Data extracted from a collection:
[START]

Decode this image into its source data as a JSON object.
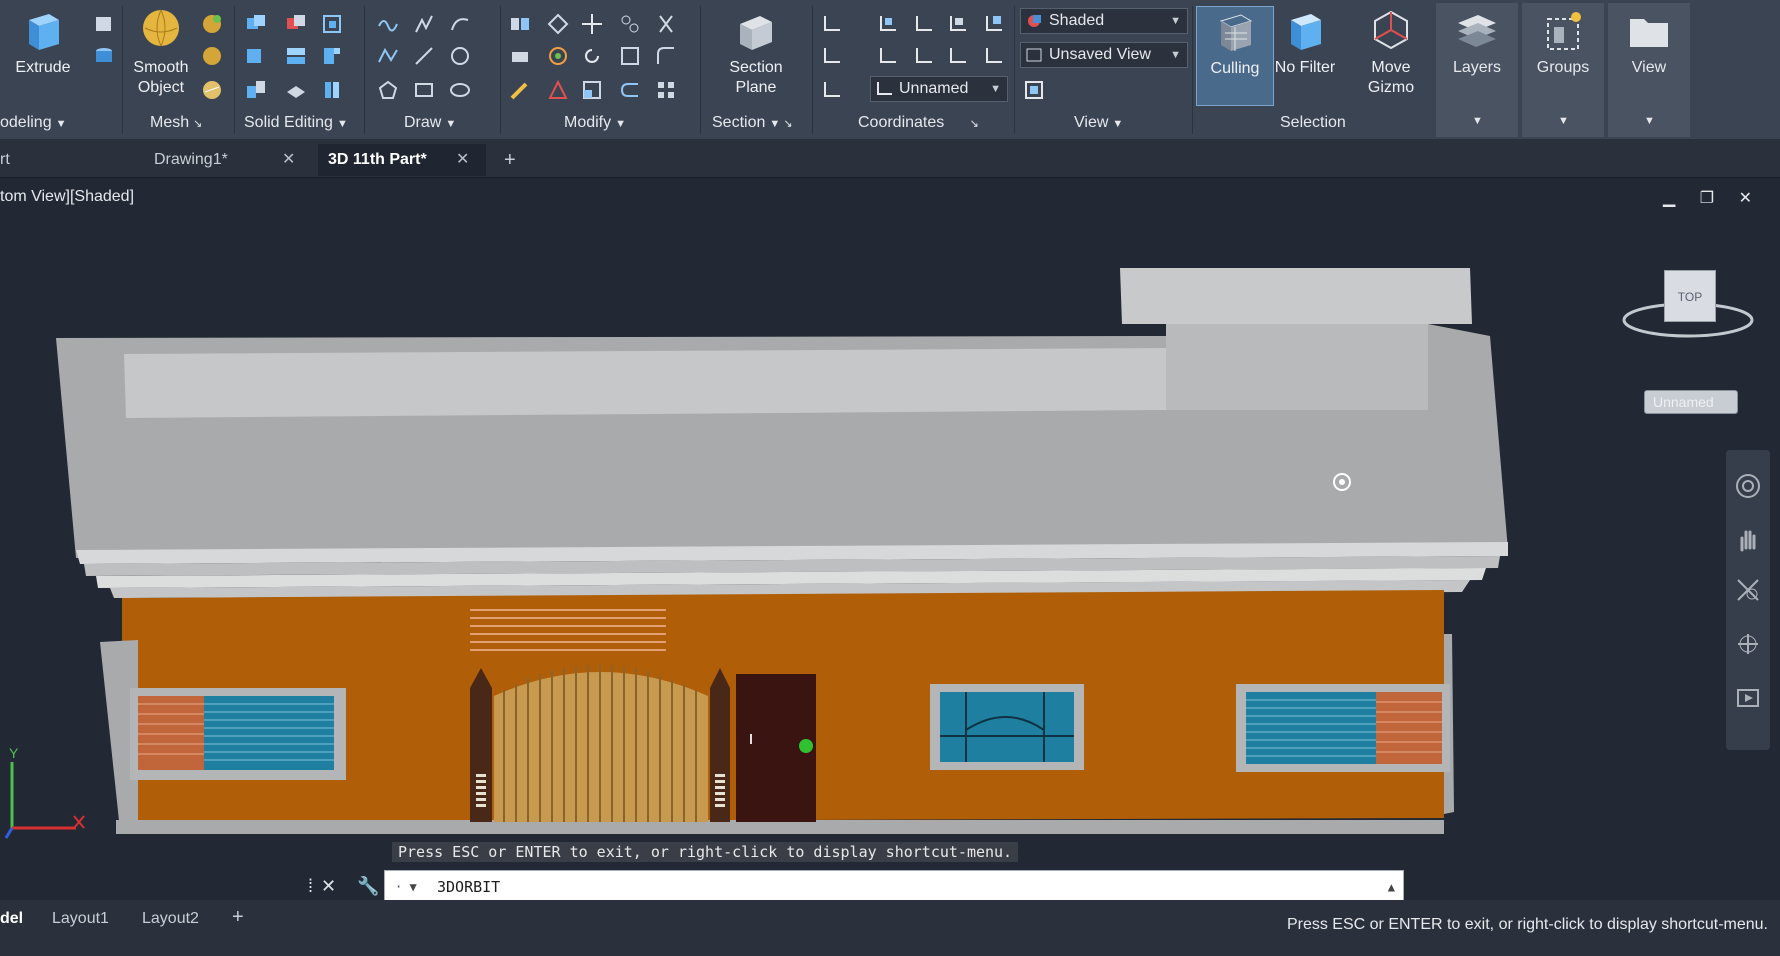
{
  "ribbon": {
    "modeling": {
      "extrude": "Extrude",
      "label": "odeling"
    },
    "mesh": {
      "smooth_object": "Smooth\nObject",
      "label": "Mesh"
    },
    "solid_editing": {
      "label": "Solid Editing"
    },
    "draw": {
      "label": "Draw"
    },
    "modify": {
      "label": "Modify"
    },
    "section": {
      "section_plane": "Section\nPlane",
      "label": "Section"
    },
    "coordinates": {
      "label": "Coordinates",
      "ucs_combo": "Unnamed"
    },
    "view": {
      "visual_style": "Shaded",
      "named_view": "Unsaved View",
      "label": "View"
    },
    "selection": {
      "culling": "Culling",
      "no_filter": "No Filter",
      "move_gizmo": "Move\nGizmo",
      "label": "Selection"
    },
    "layers": "Layers",
    "groups": "Groups",
    "view_btn": "View"
  },
  "tabs": {
    "partial": "rt",
    "drawing1": "Drawing1*",
    "part": "3D 11th Part*",
    "close_glyph": "✕",
    "add_glyph": "+"
  },
  "viewport": {
    "label": "tom View][Shaded]",
    "controls": "▁ ❐ ✕",
    "hint": "Press ESC or ENTER to exit, or right-click to display shortcut-menu.",
    "viewcube_top": "TOP",
    "viewcube_unnamed": "Unnamed"
  },
  "command_line": {
    "value": "3DORBIT",
    "tools": "✕ 🔧"
  },
  "layout_tabs": {
    "model": "del",
    "layout1": "Layout1",
    "layout2": "Layout2",
    "add": "+"
  },
  "status": {
    "message": "Press ESC or ENTER to exit, or right-click to display shortcut-menu."
  },
  "colors": {
    "ribbon_bg": "#3b4453",
    "wall": "#b05e08",
    "roof": "#a9aaab",
    "window_glass": "#1f7fa0"
  }
}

[END]

Instruction — Leave the pictures out and reproduce all of the records exactly.

Task answer —
Decode this image into its source data as a JSON object.
{
  "ribbon": {
    "modeling": {
      "extrude": "Extrude",
      "label": "odeling"
    },
    "mesh": {
      "smooth_object": "Smooth\nObject",
      "label": "Mesh"
    },
    "solid_editing": {
      "label": "Solid Editing"
    },
    "draw": {
      "label": "Draw"
    },
    "modify": {
      "label": "Modify"
    },
    "section": {
      "section_plane": "Section\nPlane",
      "label": "Section"
    },
    "coordinates": {
      "label": "Coordinates",
      "ucs_combo": "Unnamed"
    },
    "view": {
      "visual_style": "Shaded",
      "named_view": "Unsaved View",
      "label": "View"
    },
    "selection": {
      "culling": "Culling",
      "no_filter": "No Filter",
      "move_gizmo": "Move\nGizmo",
      "label": "Selection"
    },
    "layers": "Layers",
    "groups": "Groups",
    "view_btn": "View"
  },
  "tabs": {
    "partial": "rt",
    "drawing1": "Drawing1*",
    "part": "3D 11th Part*",
    "close_glyph": "✕",
    "add_glyph": "+"
  },
  "viewport": {
    "label": "tom View][Shaded]",
    "controls": "▁ ❐ ✕",
    "hint": "Press ESC or ENTER to exit, or right-click to display shortcut-menu.",
    "viewcube_top": "TOP",
    "viewcube_unnamed": "Unnamed"
  },
  "command_line": {
    "value": "3DORBIT",
    "tools": "✕ 🔧"
  },
  "layout_tabs": {
    "model": "del",
    "layout1": "Layout1",
    "layout2": "Layout2",
    "add": "+"
  },
  "status": {
    "message": "Press ESC or ENTER to exit, or right-click to display shortcut-menu."
  },
  "colors": {
    "ribbon_bg": "#3b4453",
    "wall": "#b05e08",
    "roof": "#a9aaab",
    "window_glass": "#1f7fa0"
  }
}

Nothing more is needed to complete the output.